Each entry below is to be given again word for word, with no pictures.
## Begin Records supplied
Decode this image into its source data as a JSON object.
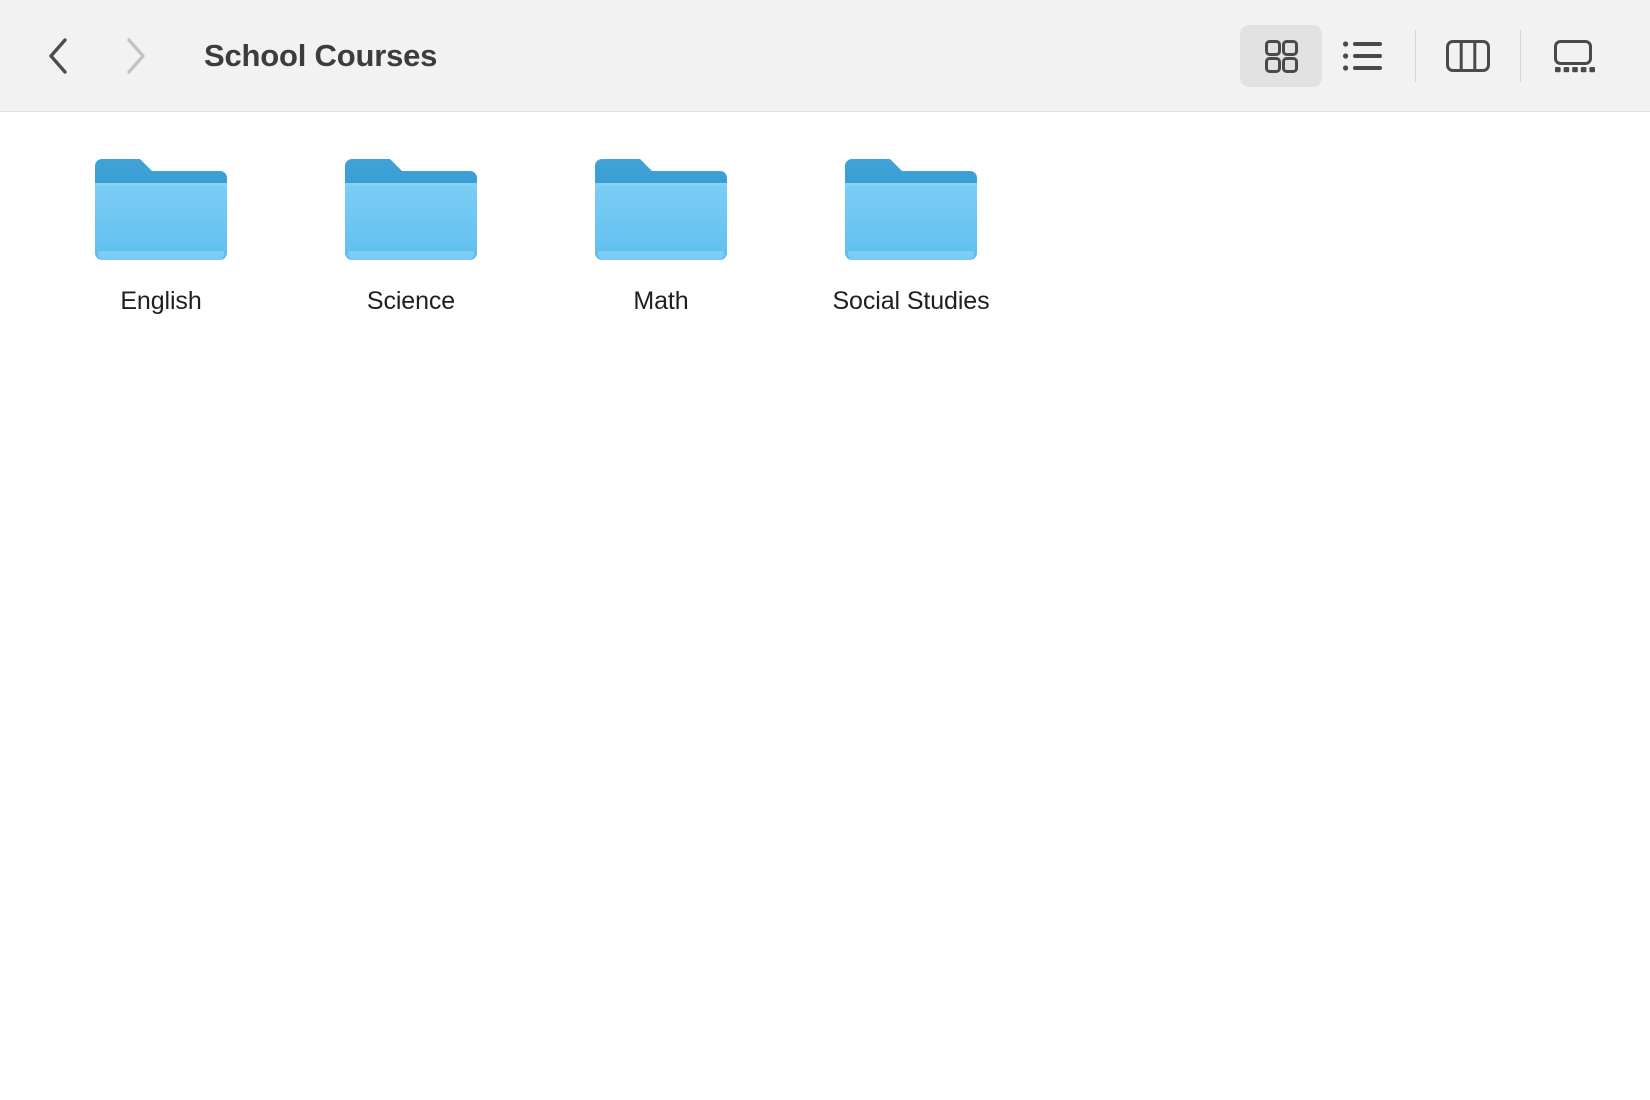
{
  "window": {
    "title": "School Courses",
    "background_color": "#ffffff",
    "toolbar_color": "#f2f2f2"
  },
  "toolbar": {
    "back_label": "Back",
    "forward_label": "Forward",
    "back_icon": "chevron-left-icon",
    "forward_icon": "chevron-right-icon",
    "back_enabled": true,
    "forward_enabled": false,
    "title": "School Courses",
    "view_options": [
      {
        "id": "icon-view",
        "label": "Icon View",
        "icon": "grid-icon",
        "selected": true
      },
      {
        "id": "list-view",
        "label": "List View",
        "icon": "list-icon",
        "selected": false
      },
      {
        "id": "column-view",
        "label": "Column View",
        "icon": "columns-icon",
        "selected": false
      },
      {
        "id": "gallery-view",
        "label": "Gallery View",
        "icon": "gallery-icon",
        "selected": false
      }
    ]
  },
  "content": {
    "view_mode": "icon-view",
    "items": [
      {
        "name": "English",
        "type": "folder",
        "icon": "folder-icon"
      },
      {
        "name": "Science",
        "type": "folder",
        "icon": "folder-icon"
      },
      {
        "name": "Math",
        "type": "folder",
        "icon": "folder-icon"
      },
      {
        "name": "Social Studies",
        "type": "folder",
        "icon": "folder-icon"
      }
    ]
  },
  "colors": {
    "folder_tab": "#2f93cd",
    "folder_body_top": "#77ccf4",
    "folder_body_bottom": "#5fc0ef",
    "title_text": "#3c3c3e",
    "label_text": "#1f1f21",
    "chevron_enabled": "#4d4d4f",
    "chevron_disabled": "#c3c3c3",
    "icon_stroke": "#4a4a4c",
    "selected_button_bg": "#e2e2e2"
  }
}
## End Records supplied
** Expected output **
Decode this image into its source data as a JSON object.
{
  "window": {
    "title": "School Courses",
    "background_color": "#ffffff",
    "toolbar_color": "#f2f2f2"
  },
  "toolbar": {
    "back_label": "Back",
    "forward_label": "Forward",
    "back_icon": "chevron-left-icon",
    "forward_icon": "chevron-right-icon",
    "back_enabled": true,
    "forward_enabled": false,
    "title": "School Courses",
    "view_options": [
      {
        "id": "icon-view",
        "label": "Icon View",
        "icon": "grid-icon",
        "selected": true
      },
      {
        "id": "list-view",
        "label": "List View",
        "icon": "list-icon",
        "selected": false
      },
      {
        "id": "column-view",
        "label": "Column View",
        "icon": "columns-icon",
        "selected": false
      },
      {
        "id": "gallery-view",
        "label": "Gallery View",
        "icon": "gallery-icon",
        "selected": false
      }
    ]
  },
  "content": {
    "view_mode": "icon-view",
    "items": [
      {
        "name": "English",
        "type": "folder",
        "icon": "folder-icon"
      },
      {
        "name": "Science",
        "type": "folder",
        "icon": "folder-icon"
      },
      {
        "name": "Math",
        "type": "folder",
        "icon": "folder-icon"
      },
      {
        "name": "Social Studies",
        "type": "folder",
        "icon": "folder-icon"
      }
    ]
  },
  "colors": {
    "folder_tab": "#2f93cd",
    "folder_body_top": "#77ccf4",
    "folder_body_bottom": "#5fc0ef",
    "title_text": "#3c3c3e",
    "label_text": "#1f1f21",
    "chevron_enabled": "#4d4d4f",
    "chevron_disabled": "#c3c3c3",
    "icon_stroke": "#4a4a4c",
    "selected_button_bg": "#e2e2e2"
  }
}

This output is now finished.